- WHAT IS NEEDED -
Note each line that includes the word "Power". Copy those lines.

- RECORDS PROVIDED -
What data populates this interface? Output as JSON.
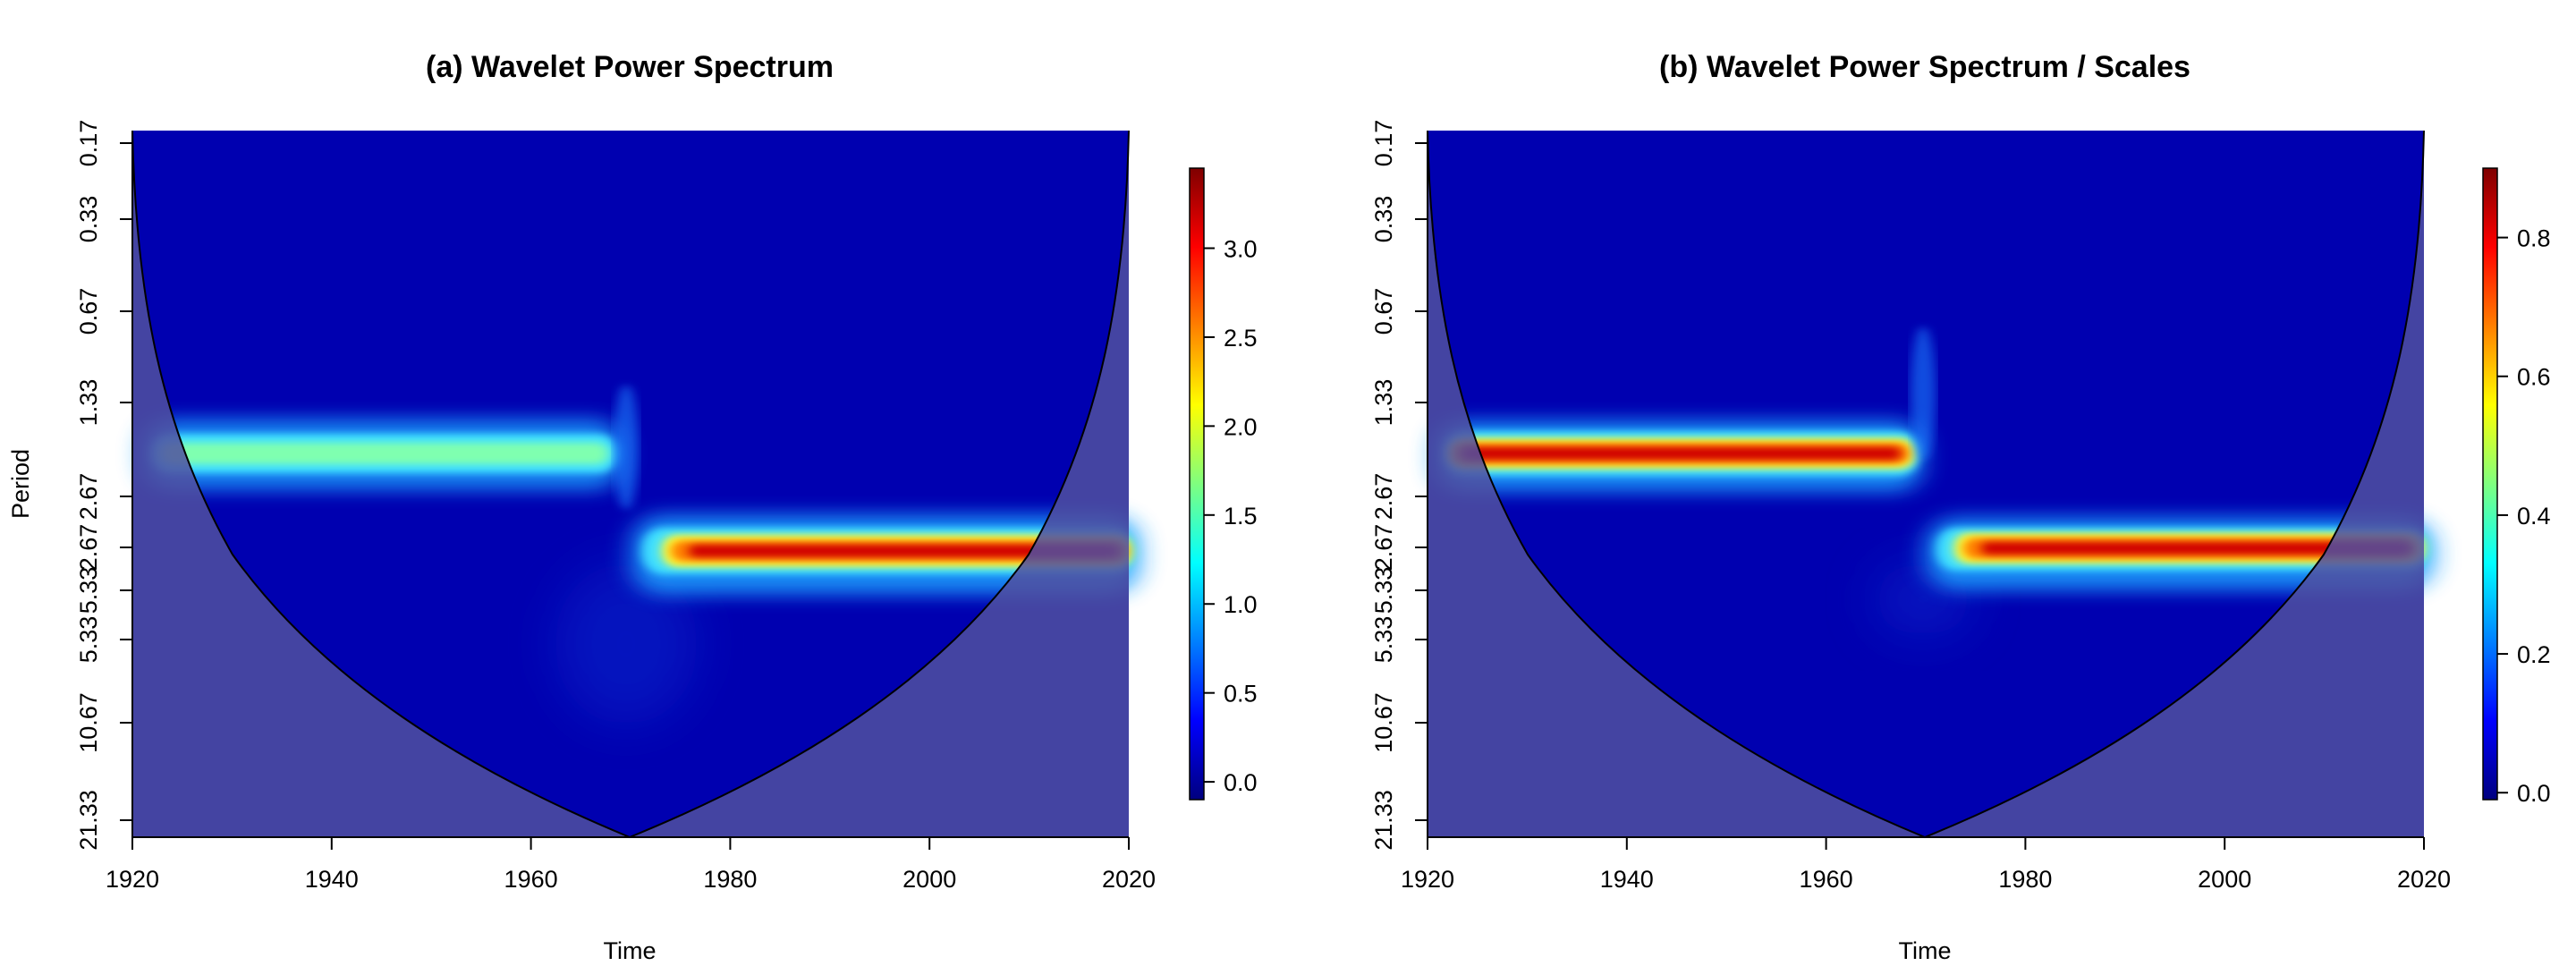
{
  "chart_data": [
    {
      "type": "heatmap",
      "title": "(a) Wavelet Power Spectrum",
      "xlabel": "Time",
      "ylabel": "Period",
      "xlim": [
        1920,
        2020
      ],
      "x_ticks": [
        "1920",
        "1940",
        "1960",
        "1980",
        "2000",
        "2020"
      ],
      "y_ticks": [
        "0.17",
        "0.33",
        "0.67",
        "1.33",
        "2.67",
        "2.67",
        "5.33",
        "5.33",
        "10.67",
        "21.33"
      ],
      "y_scale": "log2 period (downward)",
      "colorbar": {
        "ticks": [
          "0.0",
          "0.5",
          "1.0",
          "1.5",
          "2.0",
          "2.5",
          "3.0"
        ],
        "range": [
          -0.1,
          3.45
        ],
        "colormap": "jet"
      },
      "features": [
        {
          "period": 2.0,
          "x_start": 1921,
          "x_end": 1969,
          "peak_value": 1.6
        },
        {
          "period": 4.0,
          "x_start": 1973,
          "x_end": 2020,
          "peak_value": 3.4
        }
      ],
      "cone_of_influence": {
        "vertex_time": 1970,
        "shaded": true
      }
    },
    {
      "type": "heatmap",
      "title": "(b) Wavelet Power Spectrum / Scales",
      "xlabel": "Time",
      "ylabel": "",
      "xlim": [
        1920,
        2020
      ],
      "x_ticks": [
        "1920",
        "1940",
        "1960",
        "1980",
        "2000",
        "2020"
      ],
      "y_ticks": [
        "0.17",
        "0.33",
        "0.67",
        "1.33",
        "2.67",
        "2.67",
        "5.33",
        "5.33",
        "10.67",
        "21.33"
      ],
      "y_scale": "log2 period (downward)",
      "colorbar": {
        "ticks": [
          "0.0",
          "0.2",
          "0.4",
          "0.6",
          "0.8"
        ],
        "range": [
          -0.01,
          0.9
        ],
        "colormap": "jet"
      },
      "features": [
        {
          "period": 2.0,
          "x_start": 1921,
          "x_end": 1969,
          "peak_value": 0.9
        },
        {
          "period": 4.0,
          "x_start": 1973,
          "x_end": 2020,
          "peak_value": 0.9
        }
      ],
      "cone_of_influence": {
        "vertex_time": 1970,
        "shaded": true
      }
    }
  ],
  "colors": {
    "background_field": "#0000b0",
    "coi_shade": "#4646a0",
    "jet": [
      "#00007f",
      "#0000ff",
      "#007fff",
      "#00ffff",
      "#7fff7f",
      "#ffff00",
      "#ff7f00",
      "#ff0000",
      "#7f0000"
    ]
  }
}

- TASK OUTPUT -
      "title": "(a) Wavelet Power Spectrum",
      "title": "(b) Wavelet Power Spectrum / Scales",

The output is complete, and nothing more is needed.